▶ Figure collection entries

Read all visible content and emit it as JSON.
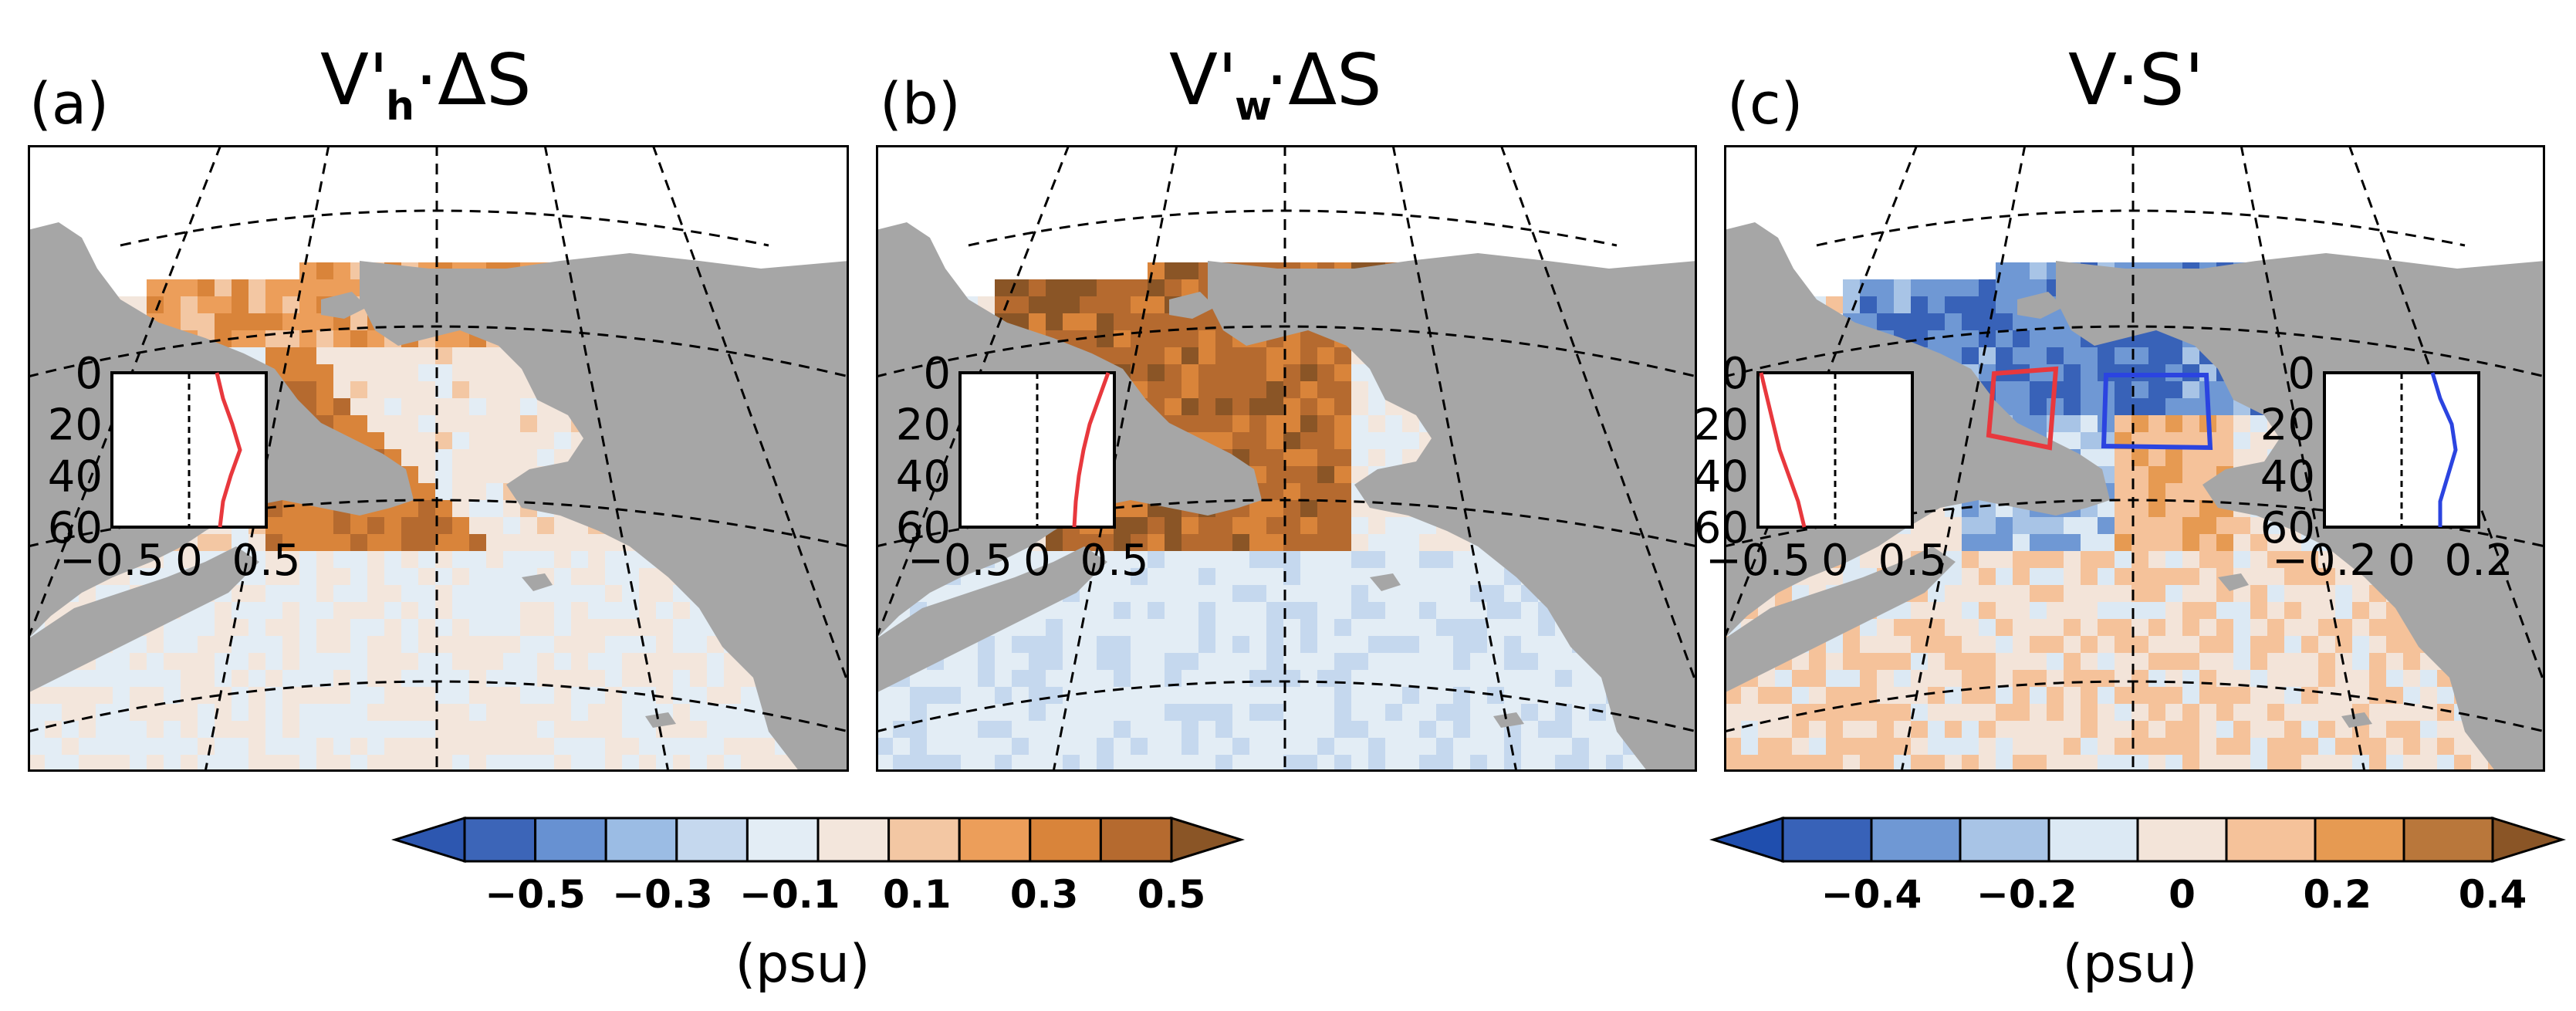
{
  "chart_data": [
    {
      "type": "heatmap",
      "panel_label": "(a)",
      "title": "V'h·ΔS",
      "title_main": "V'",
      "title_sub": "h",
      "title_tail": "·ΔS",
      "units": "(psu)",
      "colorbar_ticks": [
        "−0.5",
        "−0.3",
        "−0.1",
        "0.1",
        "0.3",
        "0.5"
      ],
      "inset": {
        "xticks": [
          "−0.5",
          "0",
          "0.5"
        ],
        "yticks": [
          "0",
          "20",
          "40",
          "60"
        ],
        "xlim": [
          -0.5,
          0.5
        ],
        "ylim": [
          0,
          60
        ],
        "profile": [
          {
            "d": 0,
            "v": 0.18
          },
          {
            "d": 10,
            "v": 0.22
          },
          {
            "d": 20,
            "v": 0.28
          },
          {
            "d": 30,
            "v": 0.33
          },
          {
            "d": 40,
            "v": 0.27
          },
          {
            "d": 50,
            "v": 0.22
          },
          {
            "d": 60,
            "v": 0.2
          }
        ],
        "color": "#e8383d"
      }
    },
    {
      "type": "heatmap",
      "panel_label": "(b)",
      "title": "V'w·ΔS",
      "title_main": "V'",
      "title_sub": "w",
      "title_tail": "·ΔS",
      "units": "(psu)",
      "colorbar_ticks": [
        "−0.5",
        "−0.3",
        "−0.1",
        "0.1",
        "0.3",
        "0.5"
      ],
      "inset": {
        "xticks": [
          "−0.5",
          "0",
          "0.5"
        ],
        "yticks": [
          "0",
          "20",
          "40",
          "60"
        ],
        "xlim": [
          -0.5,
          0.5
        ],
        "ylim": [
          0,
          60
        ],
        "profile": [
          {
            "d": 0,
            "v": 0.46
          },
          {
            "d": 10,
            "v": 0.4
          },
          {
            "d": 20,
            "v": 0.34
          },
          {
            "d": 30,
            "v": 0.3
          },
          {
            "d": 40,
            "v": 0.27
          },
          {
            "d": 50,
            "v": 0.25
          },
          {
            "d": 60,
            "v": 0.24
          }
        ],
        "color": "#e8383d"
      }
    },
    {
      "type": "heatmap",
      "panel_label": "(c)",
      "title": "V·S'",
      "title_main": "V·S'",
      "title_sub": "",
      "title_tail": "",
      "units": "(psu)",
      "colorbar_ticks": [
        "−0.4",
        "−0.2",
        "0",
        "0.2",
        "0.4"
      ],
      "insets": [
        {
          "xticks": [
            "−0.5",
            "0",
            "0.5"
          ],
          "yticks": [
            "0",
            "20",
            "40",
            "60"
          ],
          "xlim": [
            -0.5,
            0.5
          ],
          "ylim": [
            0,
            60
          ],
          "profile": [
            {
              "d": 0,
              "v": -0.48
            },
            {
              "d": 10,
              "v": -0.44
            },
            {
              "d": 20,
              "v": -0.4
            },
            {
              "d": 30,
              "v": -0.36
            },
            {
              "d": 40,
              "v": -0.3
            },
            {
              "d": 50,
              "v": -0.24
            },
            {
              "d": 60,
              "v": -0.2
            }
          ],
          "color": "#e8383d"
        },
        {
          "xticks": [
            "−0.2",
            "0",
            "0.2"
          ],
          "yticks": [
            "0",
            "20",
            "40",
            "60"
          ],
          "xlim": [
            -0.2,
            0.2
          ],
          "ylim": [
            0,
            60
          ],
          "profile": [
            {
              "d": 0,
              "v": 0.08
            },
            {
              "d": 10,
              "v": 0.1
            },
            {
              "d": 20,
              "v": 0.13
            },
            {
              "d": 30,
              "v": 0.14
            },
            {
              "d": 40,
              "v": 0.12
            },
            {
              "d": 50,
              "v": 0.1
            },
            {
              "d": 60,
              "v": 0.1
            }
          ],
          "color": "#2b44e0"
        }
      ]
    }
  ],
  "colors": {
    "land": "#a6a6a6",
    "frame": "#000000",
    "diverging_ab": [
      "#2d57b0",
      "#3c65b8",
      "#6791d2",
      "#9bbce4",
      "#c5d8ee",
      "#e3edf5",
      "#f3e6dc",
      "#f3c7a3",
      "#ec9e5a",
      "#d9843a",
      "#b56a2f",
      "#8a5526"
    ],
    "diverging_c": [
      "#1f4eae",
      "#3862b8",
      "#6f98d4",
      "#a8c4e6",
      "#dce9f4",
      "#f3e4d9",
      "#f5c29a",
      "#e69a52",
      "#b9773b",
      "#8a5526"
    ]
  }
}
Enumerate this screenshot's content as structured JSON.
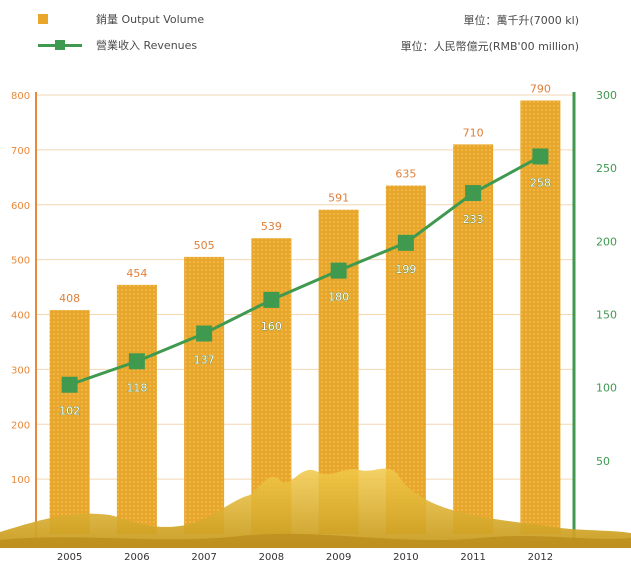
{
  "legend": {
    "bar_label": "銷量 Output Volume",
    "line_label": "營業收入 Revenues"
  },
  "units": {
    "bar_unit": "單位：萬千升(7000 kl)",
    "line_unit": "單位：人民幣億元(RMB'00 million)"
  },
  "colors": {
    "bar": "#e8a62a",
    "line": "#3f9a4f",
    "left_axis": "#e8893a",
    "right_axis": "#3f9a4f",
    "grid": "#f3d7b3"
  },
  "chart_data": {
    "type": "bar",
    "categories": [
      "2005",
      "2006",
      "2007",
      "2008",
      "2009",
      "2010",
      "2011",
      "2012"
    ],
    "series": [
      {
        "name": "銷量 Output Volume",
        "type": "bar",
        "axis": "left",
        "values": [
          408,
          454,
          505,
          539,
          591,
          635,
          710,
          790
        ],
        "labels": [
          "408",
          "454",
          "505",
          "539",
          "591",
          "635",
          "710",
          "790"
        ]
      },
      {
        "name": "營業收入 Revenues",
        "type": "line",
        "axis": "right",
        "values": [
          102,
          118,
          137,
          160,
          180,
          199,
          233,
          258
        ],
        "labels": [
          "102",
          "118",
          "137",
          "160",
          "180",
          "199",
          "233",
          "258"
        ]
      }
    ],
    "left_axis": {
      "ylim": [
        0,
        800
      ],
      "ticks": [
        "100",
        "200",
        "300",
        "400",
        "500",
        "600",
        "700",
        "800"
      ]
    },
    "right_axis": {
      "ylim": [
        0,
        300
      ],
      "ticks": [
        "50",
        "100",
        "150",
        "200",
        "250",
        "300"
      ]
    },
    "grid": true
  }
}
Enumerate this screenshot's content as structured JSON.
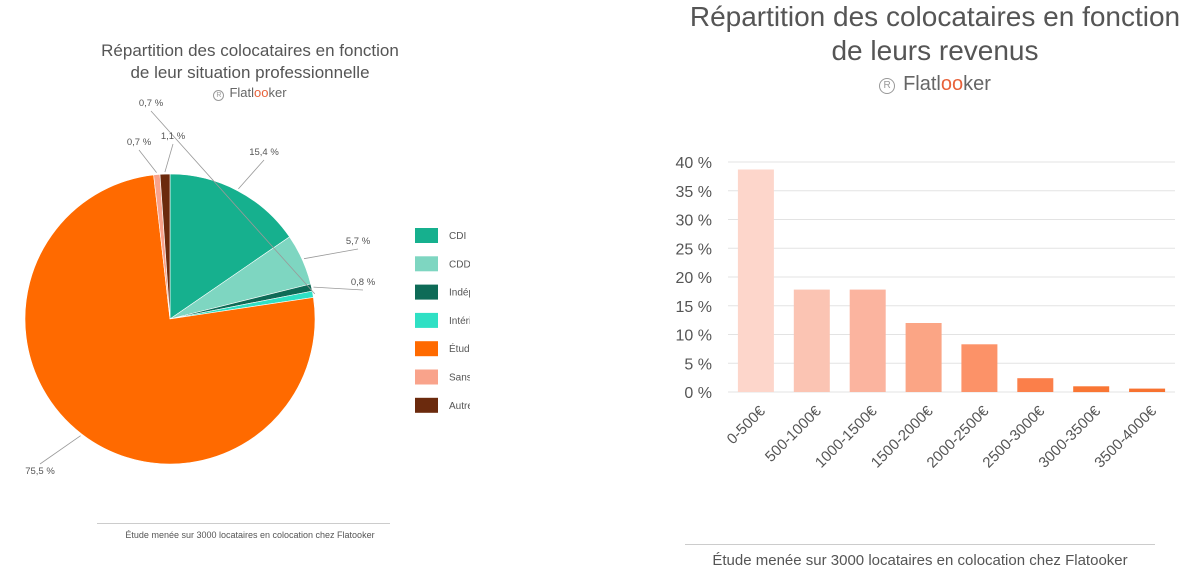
{
  "chart_data": [
    {
      "type": "pie",
      "title": "Répartition des colocataires en fonction de leur situation professionnelle",
      "title_lines": [
        "Répartition des colocataires en fonction",
        "de leur situation professionnelle"
      ],
      "legend_position": "right",
      "slices": [
        {
          "label": "CDI",
          "value": 15.4,
          "value_label": "15,4 %",
          "color": "#16b08e"
        },
        {
          "label": "CDD",
          "value": 5.7,
          "value_label": "5,7 %",
          "color": "#7ed6c1"
        },
        {
          "label": "Indépendant",
          "value": 0.8,
          "value_label": "0,8 %",
          "color": "#0e6b57"
        },
        {
          "label": "Intérimaire",
          "value": 0.7,
          "value_label": "0,7 %",
          "color": "#2fe0c4"
        },
        {
          "label": "Étudiant",
          "value": 75.5,
          "value_label": "75,5 %",
          "color": "#ff6a00"
        },
        {
          "label": "Sans emploi",
          "value": 0.7,
          "value_label": "0,7 %",
          "color": "#f9a38b"
        },
        {
          "label": "Autre",
          "value": 1.1,
          "value_label": "1,1 %",
          "color": "#6b2a0d"
        }
      ]
    },
    {
      "type": "bar",
      "title": "Répartition des colocataires en fonction de leurs revenus",
      "title_lines": [
        "Répartition des colocataires en fonction",
        "de leurs revenus"
      ],
      "categories": [
        "0-500€",
        "500-1000€",
        "1000-1500€",
        "1500-2000€",
        "2000-2500€",
        "2500-3000€",
        "3000-3500€",
        "3500-4000€"
      ],
      "values": [
        38.7,
        17.8,
        17.8,
        12.0,
        8.3,
        2.4,
        1.0,
        0.6
      ],
      "colors": [
        "#fdd6cb",
        "#fbc4b3",
        "#fbb49f",
        "#fba585",
        "#fc9268",
        "#fb7f4a",
        "#f97634",
        "#f77230"
      ],
      "ylim": [
        0,
        40
      ],
      "yticks": [
        0,
        5,
        10,
        15,
        20,
        25,
        30,
        35,
        40
      ],
      "ytick_labels": [
        "0 %",
        "5 %",
        "10 %",
        "15 %",
        "20 %",
        "25 %",
        "30 %",
        "35 %",
        "40 %"
      ],
      "grid": true
    }
  ],
  "brand": {
    "prefix": "Flatl",
    "oo": "oo",
    "suffix": "ker",
    "reg": "R"
  },
  "footer": "Étude menée sur 3000 locataires en colocation chez Flatooker"
}
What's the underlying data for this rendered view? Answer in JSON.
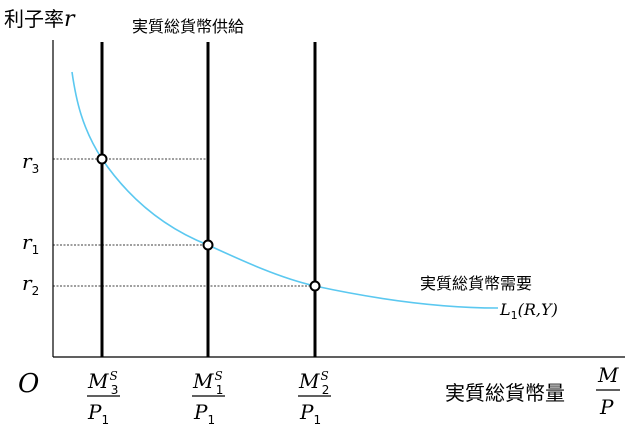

▶ WORK TO BE COMPLETED
How many of the lines in the listing above hold the word "Volume"? Report only that figure.

▶ FINISHED ANSWER
2